• _Directions for this task_
Quote the records below in full, exactly as given, with the images taken out.

• _Material provided_

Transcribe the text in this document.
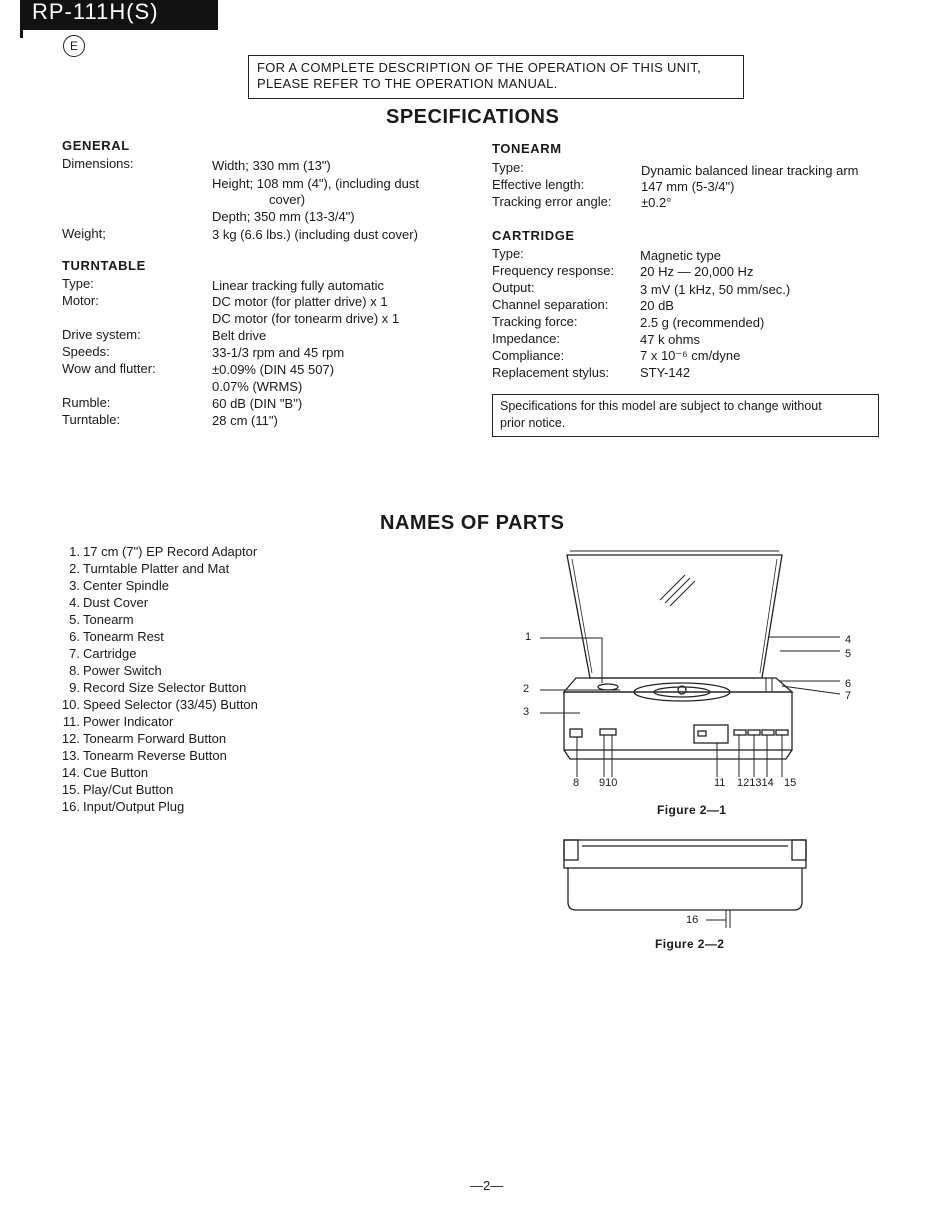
RP-111H(S)
E
FOR A COMPLETE DESCRIPTION OF THE OPERATION OF THIS UNIT,
PLEASE REFER TO THE OPERATION MANUAL.
SPECIFICATIONS
GENERAL
Dimensions:	Width; 330 mm (13")
Height; 108 mm (4"), (including dust
cover)
Depth; 350 mm (13-3/4")
Weight;	3 kg (6.6 lbs.) (including dust cover)
TURNTABLE
Type:	Linear tracking fully automatic
Motor:	DC motor (for platter drive) x 1
DC motor (for tonearm drive) x 1
Drive system:	Belt drive
Speeds:	33-1/3 rpm and 45 rpm
Wow and flutter:	±0.09% (DIN 45 507)
0.07% (WRMS)
Rumble:	60 dB (DIN "B")
Turntable:	28 cm (11")
TONEARM
Type:	Dynamic balanced linear tracking arm
Effective length:	147 mm (5-3/4")
Tracking error angle: ±0.2°
CARTRIDGE
Type:	Magnetic type
Frequency response: 20 Hz — 20,000 Hz
Output:	3 mV (1 kHz, 50 mm/sec.)
Channel separation: 20 dB
Tracking force:	2.5 g (recommended)
Impedance:	47 k ohms
Compliance:	7 x 10⁻⁶ cm/dyne
Replacement stylus: STY-142
Specifications for this model are subject to change without
prior notice.
NAMES OF PARTS
1. 17 cm (7") EP Record Adaptor
2. Turntable Platter and Mat
3. Center Spindle
4. Dust Cover
5. Tonearm
6. Tonearm Rest
7. Cartridge
8. Power Switch
9. Record Size Selector Button
10. Speed Selector (33/45) Button
11. Power Indicator
12. Tonearm Forward Button
13. Tonearm Reverse Button
14. Cue Button
15. Play/Cut Button
16. Input/Output Plug
1
2
3
4
5
6
7
8 910	11 121314 15
Figure 2—1
16
Figure 2—2
—2—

• _Solution to the problem_
Transcribe the text in this document.
RP-111H(S)
E
FOR A COMPLETE DESCRIPTION OF THE OPERATION OF THIS UNIT,
PLEASE REFER TO THE OPERATION MANUAL.
SPECIFICATIONS
GENERAL
Dimensions:	Width; 330 mm (13")
Height; 108 mm (4"), (including dust
cover)
Depth; 350 mm (13-3/4")
Weight;	3 kg (6.6 lbs.) (including dust cover)
TURNTABLE
Type:	Linear tracking fully automatic
Motor:	DC motor (for platter drive) x 1
DC motor (for tonearm drive) x 1
Drive system:	Belt drive
Speeds:	33-1/3 rpm and 45 rpm
Wow and flutter:	±0.09% (DIN 45 507)
0.07% (WRMS)
Rumble:	60 dB (DIN "B")
Turntable:	28 cm (11")
TONEARM
Type:	Dynamic balanced linear tracking arm
Effective length:	147 mm (5-3/4")
Tracking error angle: ±0.2°
CARTRIDGE
Type:	Magnetic type
Frequency response: 20 Hz — 20,000 Hz
Output:	3 mV (1 kHz, 50 mm/sec.)
Channel separation: 20 dB
Tracking force:	2.5 g (recommended)
Impedance:	47 k ohms
Compliance:	7 x 10⁻⁶ cm/dyne
Replacement stylus: STY-142
Specifications for this model are subject to change without
prior notice.
NAMES OF PARTS
1. 17 cm (7") EP Record Adaptor
2. Turntable Platter and Mat
3. Center Spindle
4. Dust Cover
5. Tonearm
6. Tonearm Rest
7. Cartridge
8. Power Switch
9. Record Size Selector Button
10. Speed Selector (33/45) Button
11. Power Indicator
12. Tonearm Forward Button
13. Tonearm Reverse Button
14. Cue Button
15. Play/Cut Button
16. Input/Output Plug
1
2
3
4
5
6
7
8 910	11 121314 15
Figure 2—1
16
Figure 2—2
—2—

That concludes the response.